> **Required work**
Report each line of the records below that contains the string "header". Copy those lines in full.
— Start The input —
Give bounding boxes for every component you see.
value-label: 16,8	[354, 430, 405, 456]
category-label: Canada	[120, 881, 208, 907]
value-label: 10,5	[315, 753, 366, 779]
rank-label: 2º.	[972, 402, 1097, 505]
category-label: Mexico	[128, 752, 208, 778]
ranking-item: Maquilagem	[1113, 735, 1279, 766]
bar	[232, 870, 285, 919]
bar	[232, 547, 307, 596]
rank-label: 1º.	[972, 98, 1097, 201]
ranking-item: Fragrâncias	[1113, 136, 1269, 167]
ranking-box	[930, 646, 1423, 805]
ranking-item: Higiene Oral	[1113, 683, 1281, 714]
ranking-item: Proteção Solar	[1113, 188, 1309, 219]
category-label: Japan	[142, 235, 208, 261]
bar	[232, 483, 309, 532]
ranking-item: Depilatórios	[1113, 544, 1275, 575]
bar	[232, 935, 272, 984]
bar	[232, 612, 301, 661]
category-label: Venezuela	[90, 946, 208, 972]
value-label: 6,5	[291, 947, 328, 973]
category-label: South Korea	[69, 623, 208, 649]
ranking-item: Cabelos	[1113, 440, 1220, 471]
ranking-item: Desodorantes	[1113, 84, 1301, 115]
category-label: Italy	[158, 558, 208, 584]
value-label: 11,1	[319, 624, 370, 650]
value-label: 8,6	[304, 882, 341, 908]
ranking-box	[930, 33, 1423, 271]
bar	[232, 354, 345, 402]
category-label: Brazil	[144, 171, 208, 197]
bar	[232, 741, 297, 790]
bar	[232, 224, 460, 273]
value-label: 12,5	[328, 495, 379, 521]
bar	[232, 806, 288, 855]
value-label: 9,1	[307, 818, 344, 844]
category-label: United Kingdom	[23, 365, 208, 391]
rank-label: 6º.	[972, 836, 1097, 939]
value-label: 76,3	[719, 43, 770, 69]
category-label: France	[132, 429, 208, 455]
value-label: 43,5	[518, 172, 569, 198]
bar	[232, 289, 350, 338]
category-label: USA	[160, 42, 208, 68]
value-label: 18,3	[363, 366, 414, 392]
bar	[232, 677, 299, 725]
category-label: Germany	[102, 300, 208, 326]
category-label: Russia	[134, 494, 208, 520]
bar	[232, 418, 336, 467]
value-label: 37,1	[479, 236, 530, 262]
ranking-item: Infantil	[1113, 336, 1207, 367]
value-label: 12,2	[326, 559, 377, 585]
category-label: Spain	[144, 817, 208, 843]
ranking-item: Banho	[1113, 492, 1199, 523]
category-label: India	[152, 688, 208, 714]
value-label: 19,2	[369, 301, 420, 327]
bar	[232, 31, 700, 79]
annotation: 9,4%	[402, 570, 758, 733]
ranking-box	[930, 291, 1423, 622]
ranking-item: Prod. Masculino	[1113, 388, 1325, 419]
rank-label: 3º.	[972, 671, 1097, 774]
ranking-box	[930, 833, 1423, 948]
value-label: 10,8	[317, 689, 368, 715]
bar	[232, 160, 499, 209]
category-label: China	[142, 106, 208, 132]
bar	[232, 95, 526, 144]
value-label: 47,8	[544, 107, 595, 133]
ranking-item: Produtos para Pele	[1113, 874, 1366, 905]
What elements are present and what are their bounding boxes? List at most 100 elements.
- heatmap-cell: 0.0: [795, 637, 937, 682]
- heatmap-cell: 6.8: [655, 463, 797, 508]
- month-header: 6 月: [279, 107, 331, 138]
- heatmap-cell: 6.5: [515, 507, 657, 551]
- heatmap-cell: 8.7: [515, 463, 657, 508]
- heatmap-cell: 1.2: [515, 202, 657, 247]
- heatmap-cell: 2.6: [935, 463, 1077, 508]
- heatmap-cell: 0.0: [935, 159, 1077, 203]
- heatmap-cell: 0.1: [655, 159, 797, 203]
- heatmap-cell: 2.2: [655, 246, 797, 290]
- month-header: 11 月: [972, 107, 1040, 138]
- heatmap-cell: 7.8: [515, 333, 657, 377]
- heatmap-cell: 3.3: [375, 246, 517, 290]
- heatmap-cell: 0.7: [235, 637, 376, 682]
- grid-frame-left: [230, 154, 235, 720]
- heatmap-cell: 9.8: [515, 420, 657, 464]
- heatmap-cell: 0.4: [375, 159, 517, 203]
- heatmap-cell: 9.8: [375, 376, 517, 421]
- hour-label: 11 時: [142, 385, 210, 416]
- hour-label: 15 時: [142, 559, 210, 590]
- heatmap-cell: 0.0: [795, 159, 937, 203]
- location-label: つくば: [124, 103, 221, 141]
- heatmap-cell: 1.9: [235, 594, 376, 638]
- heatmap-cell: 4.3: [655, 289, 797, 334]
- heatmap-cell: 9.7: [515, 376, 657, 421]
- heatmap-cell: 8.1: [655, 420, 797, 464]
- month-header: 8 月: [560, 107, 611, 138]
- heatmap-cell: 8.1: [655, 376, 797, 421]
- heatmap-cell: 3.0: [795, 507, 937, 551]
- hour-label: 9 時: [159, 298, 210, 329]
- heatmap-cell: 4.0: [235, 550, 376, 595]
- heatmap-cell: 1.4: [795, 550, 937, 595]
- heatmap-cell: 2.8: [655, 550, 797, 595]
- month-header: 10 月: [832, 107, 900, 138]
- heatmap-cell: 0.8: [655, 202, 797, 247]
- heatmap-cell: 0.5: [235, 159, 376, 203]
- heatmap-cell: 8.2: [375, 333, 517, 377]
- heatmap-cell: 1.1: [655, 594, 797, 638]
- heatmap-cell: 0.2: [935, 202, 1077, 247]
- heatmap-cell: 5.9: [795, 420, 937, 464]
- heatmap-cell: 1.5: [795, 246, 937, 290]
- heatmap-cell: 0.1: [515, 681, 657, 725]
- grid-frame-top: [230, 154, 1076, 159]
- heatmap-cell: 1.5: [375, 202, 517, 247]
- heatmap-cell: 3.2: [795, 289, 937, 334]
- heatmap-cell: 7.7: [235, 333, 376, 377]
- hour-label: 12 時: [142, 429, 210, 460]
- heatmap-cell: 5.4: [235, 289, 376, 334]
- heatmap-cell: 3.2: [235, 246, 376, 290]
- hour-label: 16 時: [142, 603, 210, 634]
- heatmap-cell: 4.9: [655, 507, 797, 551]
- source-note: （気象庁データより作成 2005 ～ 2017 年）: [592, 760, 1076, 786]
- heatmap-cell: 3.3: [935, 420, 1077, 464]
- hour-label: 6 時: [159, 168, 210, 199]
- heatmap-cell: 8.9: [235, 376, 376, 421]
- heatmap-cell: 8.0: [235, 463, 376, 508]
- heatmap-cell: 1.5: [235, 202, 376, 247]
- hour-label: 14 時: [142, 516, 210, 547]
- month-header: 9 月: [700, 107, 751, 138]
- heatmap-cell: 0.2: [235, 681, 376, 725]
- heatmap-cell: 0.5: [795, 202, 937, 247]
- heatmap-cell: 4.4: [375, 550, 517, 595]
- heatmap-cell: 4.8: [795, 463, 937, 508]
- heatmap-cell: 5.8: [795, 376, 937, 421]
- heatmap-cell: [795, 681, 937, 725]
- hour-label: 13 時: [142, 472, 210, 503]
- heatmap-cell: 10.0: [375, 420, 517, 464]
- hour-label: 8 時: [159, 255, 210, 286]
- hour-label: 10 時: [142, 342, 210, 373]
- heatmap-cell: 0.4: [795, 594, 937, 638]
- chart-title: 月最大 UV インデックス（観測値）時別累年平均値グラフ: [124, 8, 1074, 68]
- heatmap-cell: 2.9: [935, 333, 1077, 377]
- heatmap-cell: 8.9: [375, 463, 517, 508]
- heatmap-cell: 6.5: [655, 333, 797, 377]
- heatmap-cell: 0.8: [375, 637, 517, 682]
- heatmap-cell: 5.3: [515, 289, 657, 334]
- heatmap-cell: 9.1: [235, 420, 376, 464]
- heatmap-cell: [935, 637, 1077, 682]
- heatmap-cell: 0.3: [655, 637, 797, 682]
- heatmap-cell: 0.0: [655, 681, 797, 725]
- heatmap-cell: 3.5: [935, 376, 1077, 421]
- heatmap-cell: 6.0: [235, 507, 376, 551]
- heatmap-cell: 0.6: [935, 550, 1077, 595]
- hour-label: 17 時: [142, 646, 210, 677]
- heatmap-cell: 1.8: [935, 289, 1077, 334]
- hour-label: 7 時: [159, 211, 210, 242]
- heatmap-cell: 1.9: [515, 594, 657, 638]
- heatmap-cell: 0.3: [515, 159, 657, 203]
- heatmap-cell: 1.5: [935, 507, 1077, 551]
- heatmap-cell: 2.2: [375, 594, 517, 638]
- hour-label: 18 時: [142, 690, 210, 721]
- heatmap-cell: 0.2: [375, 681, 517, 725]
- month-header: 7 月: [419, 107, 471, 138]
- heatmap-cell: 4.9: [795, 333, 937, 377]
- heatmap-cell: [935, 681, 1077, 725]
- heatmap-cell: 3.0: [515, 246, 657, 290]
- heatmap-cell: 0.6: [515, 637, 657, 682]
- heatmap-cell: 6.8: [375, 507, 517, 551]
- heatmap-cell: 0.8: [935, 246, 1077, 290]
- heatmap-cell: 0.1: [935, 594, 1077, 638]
— End The input —
> **Written response**
- month-header: 6 月: [279, 107, 331, 138]
- month-header: 11 月: [972, 107, 1040, 138]
- month-header: 8 月: [560, 107, 611, 138]
- month-header: 10 月: [832, 107, 900, 138]
- month-header: 9 月: [700, 107, 751, 138]
- month-header: 7 月: [419, 107, 471, 138]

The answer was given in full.